PROBLEM TO WORK ON:
Work out how many lines have "Growth" in them. Give only that number.

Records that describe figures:
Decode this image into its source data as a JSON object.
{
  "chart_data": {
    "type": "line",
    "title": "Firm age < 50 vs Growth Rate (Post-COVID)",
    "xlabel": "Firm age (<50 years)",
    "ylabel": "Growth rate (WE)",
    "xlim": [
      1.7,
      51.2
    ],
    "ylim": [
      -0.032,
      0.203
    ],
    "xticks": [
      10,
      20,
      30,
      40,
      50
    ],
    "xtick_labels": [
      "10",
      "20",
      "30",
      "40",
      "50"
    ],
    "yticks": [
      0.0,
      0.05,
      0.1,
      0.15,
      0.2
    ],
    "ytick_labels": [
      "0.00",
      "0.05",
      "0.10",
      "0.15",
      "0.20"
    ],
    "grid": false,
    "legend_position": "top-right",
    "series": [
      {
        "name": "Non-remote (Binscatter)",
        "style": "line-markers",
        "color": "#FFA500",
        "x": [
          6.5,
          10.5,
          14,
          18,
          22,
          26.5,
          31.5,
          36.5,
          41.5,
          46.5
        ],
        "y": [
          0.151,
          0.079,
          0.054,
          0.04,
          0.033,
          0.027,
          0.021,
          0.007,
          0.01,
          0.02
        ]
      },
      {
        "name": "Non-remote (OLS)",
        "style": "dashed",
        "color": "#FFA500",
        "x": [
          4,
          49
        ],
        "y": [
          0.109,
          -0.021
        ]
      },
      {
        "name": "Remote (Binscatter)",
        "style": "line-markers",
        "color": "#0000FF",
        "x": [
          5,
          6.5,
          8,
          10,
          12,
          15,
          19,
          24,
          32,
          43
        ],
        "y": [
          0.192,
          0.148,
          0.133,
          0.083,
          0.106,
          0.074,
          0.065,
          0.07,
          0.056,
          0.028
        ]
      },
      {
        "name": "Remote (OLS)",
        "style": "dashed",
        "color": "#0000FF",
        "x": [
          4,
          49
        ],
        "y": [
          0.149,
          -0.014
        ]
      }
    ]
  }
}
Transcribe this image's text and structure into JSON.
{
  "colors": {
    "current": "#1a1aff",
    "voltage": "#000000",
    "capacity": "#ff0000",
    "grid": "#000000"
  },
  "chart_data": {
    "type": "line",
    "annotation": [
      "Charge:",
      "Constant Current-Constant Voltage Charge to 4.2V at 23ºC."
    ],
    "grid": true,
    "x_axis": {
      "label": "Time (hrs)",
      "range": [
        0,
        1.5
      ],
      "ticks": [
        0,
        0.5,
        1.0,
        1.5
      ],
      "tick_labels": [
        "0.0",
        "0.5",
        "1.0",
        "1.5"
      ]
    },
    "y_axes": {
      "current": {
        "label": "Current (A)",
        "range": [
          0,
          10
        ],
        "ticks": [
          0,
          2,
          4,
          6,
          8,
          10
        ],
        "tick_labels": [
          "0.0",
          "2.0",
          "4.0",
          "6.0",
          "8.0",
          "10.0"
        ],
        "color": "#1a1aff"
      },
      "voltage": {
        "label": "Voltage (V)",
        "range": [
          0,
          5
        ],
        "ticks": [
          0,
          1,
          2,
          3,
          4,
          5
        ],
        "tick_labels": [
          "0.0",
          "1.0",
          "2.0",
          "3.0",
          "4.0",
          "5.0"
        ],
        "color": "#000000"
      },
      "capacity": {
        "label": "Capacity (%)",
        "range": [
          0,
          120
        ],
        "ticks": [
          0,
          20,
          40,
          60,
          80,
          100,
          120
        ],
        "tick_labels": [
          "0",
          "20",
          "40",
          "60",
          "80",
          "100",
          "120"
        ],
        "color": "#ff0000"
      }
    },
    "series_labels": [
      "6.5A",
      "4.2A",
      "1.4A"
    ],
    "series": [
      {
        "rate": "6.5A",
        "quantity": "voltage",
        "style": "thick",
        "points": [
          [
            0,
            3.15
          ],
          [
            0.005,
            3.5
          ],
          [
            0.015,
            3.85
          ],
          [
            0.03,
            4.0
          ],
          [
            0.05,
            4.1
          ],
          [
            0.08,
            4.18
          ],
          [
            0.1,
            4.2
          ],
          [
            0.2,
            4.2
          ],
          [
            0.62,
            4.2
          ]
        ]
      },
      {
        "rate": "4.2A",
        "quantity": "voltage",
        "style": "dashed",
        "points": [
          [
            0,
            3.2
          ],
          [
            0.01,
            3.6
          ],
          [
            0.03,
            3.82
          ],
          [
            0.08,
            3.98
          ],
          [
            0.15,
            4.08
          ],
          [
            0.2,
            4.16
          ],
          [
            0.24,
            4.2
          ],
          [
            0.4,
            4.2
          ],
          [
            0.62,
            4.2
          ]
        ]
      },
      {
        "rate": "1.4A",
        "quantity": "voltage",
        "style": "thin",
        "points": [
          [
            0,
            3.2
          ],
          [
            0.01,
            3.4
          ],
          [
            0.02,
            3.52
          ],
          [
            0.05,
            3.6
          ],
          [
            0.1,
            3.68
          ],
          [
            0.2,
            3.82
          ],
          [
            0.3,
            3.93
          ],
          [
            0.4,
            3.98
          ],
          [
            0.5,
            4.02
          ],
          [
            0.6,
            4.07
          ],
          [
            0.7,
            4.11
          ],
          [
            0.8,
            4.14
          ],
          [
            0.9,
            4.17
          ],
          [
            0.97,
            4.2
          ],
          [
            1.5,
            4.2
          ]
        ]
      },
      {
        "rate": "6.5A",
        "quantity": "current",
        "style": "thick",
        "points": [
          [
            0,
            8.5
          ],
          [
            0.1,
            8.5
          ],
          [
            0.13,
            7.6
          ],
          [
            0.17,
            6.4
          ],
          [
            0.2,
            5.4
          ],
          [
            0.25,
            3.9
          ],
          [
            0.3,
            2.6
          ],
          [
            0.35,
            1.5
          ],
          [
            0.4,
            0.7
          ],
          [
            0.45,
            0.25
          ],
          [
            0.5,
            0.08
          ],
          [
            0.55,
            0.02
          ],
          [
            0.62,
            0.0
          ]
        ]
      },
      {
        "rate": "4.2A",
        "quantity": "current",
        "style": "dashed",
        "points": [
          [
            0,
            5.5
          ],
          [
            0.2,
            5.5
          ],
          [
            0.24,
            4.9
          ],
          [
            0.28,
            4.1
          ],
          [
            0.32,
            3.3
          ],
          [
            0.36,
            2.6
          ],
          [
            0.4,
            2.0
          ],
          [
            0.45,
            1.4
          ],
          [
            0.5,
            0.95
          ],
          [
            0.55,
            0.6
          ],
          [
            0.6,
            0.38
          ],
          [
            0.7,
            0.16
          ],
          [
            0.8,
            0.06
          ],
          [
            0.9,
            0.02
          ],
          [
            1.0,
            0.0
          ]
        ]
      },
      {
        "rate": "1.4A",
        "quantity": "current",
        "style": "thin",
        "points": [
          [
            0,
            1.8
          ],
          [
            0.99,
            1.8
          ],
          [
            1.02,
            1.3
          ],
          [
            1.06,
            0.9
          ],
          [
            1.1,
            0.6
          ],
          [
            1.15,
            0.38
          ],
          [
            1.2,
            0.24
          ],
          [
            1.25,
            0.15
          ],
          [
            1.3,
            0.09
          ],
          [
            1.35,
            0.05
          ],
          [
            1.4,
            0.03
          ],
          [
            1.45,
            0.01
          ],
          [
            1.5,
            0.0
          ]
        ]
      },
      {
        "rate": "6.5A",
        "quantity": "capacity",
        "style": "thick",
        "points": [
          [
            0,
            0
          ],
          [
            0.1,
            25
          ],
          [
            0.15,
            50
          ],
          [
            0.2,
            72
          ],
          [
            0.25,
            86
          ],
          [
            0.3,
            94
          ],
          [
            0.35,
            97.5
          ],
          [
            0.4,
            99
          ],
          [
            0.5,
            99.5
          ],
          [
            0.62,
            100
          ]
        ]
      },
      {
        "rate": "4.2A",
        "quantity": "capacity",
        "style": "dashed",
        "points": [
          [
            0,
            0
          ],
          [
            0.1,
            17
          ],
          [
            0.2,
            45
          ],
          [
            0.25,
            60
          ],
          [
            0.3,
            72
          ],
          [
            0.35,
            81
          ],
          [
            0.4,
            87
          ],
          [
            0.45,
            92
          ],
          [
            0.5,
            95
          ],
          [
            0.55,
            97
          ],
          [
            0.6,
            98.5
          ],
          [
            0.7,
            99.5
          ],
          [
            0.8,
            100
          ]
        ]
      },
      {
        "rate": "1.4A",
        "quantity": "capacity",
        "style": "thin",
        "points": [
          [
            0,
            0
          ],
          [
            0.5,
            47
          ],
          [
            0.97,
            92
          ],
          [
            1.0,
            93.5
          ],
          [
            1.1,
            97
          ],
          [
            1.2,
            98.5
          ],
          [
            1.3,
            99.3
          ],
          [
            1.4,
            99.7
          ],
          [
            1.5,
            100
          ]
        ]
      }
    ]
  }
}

EXERCISE SOLUTION:
2